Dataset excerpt
______________________________
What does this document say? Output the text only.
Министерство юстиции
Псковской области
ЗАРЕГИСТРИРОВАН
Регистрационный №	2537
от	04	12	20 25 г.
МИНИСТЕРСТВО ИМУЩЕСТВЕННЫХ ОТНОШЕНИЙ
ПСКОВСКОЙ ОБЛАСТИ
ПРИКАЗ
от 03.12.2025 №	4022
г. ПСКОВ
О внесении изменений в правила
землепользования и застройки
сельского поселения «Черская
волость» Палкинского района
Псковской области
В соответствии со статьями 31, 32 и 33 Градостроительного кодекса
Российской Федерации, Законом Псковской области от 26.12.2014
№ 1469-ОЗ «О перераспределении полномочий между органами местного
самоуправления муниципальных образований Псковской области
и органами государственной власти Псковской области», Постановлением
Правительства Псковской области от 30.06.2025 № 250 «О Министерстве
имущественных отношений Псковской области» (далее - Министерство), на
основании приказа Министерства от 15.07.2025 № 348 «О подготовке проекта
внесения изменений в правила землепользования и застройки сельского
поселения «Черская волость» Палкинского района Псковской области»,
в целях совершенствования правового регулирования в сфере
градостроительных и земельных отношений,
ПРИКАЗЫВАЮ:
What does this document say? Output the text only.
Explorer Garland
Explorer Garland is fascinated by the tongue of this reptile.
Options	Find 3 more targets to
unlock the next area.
______________________________
## Description of the task
Extract the entries above verbatim.

## Exercise answer
What does this document say? Output the text only.
Министерство юстиции
Псковской области
ЗАРЕГИСТРИРОВАН
Регистрационный №	2537
от	04	12	20 25 г.
МИНИСТЕРСТВО ИМУЩЕСТВЕННЫХ ОТНОШЕНИЙ
ПСКОВСКОЙ ОБЛАСТИ
ПРИКАЗ
от 03.12.2025 №	4022
г. ПСКОВ
О внесении изменений в правила
землепользования и застройки
сельского поселения «Черская
волость» Палкинского района
Псковской области
В соответствии со статьями 31, 32 и 33 Градостроительного кодекса
Российской Федерации, Законом Псковской области от 26.12.2014
№ 1469-ОЗ «О перераспределении полномочий между органами местного
самоуправления муниципальных образований Псковской области
и органами государственной власти Псковской области», Постановлением
Правительства Псковской области от 30.06.2025 № 250 «О Министерстве
имущественных отношений Псковской области» (далее - Министерство), на
основании приказа Министерства от 15.07.2025 № 348 «О подготовке проекта
внесения изменений в правила землепользования и застройки сельского
поселения «Черская волость» Палкинского района Псковской области»,
в целях совершенствования правового регулирования в сфере
градостроительных и земельных отношений,
ПРИКАЗЫВАЮ:
What does this document say? Output the text only.
Explorer Garland
Explorer Garland is fascinated by the tongue of this reptile.
Options	Find 3 more targets to
unlock the next area.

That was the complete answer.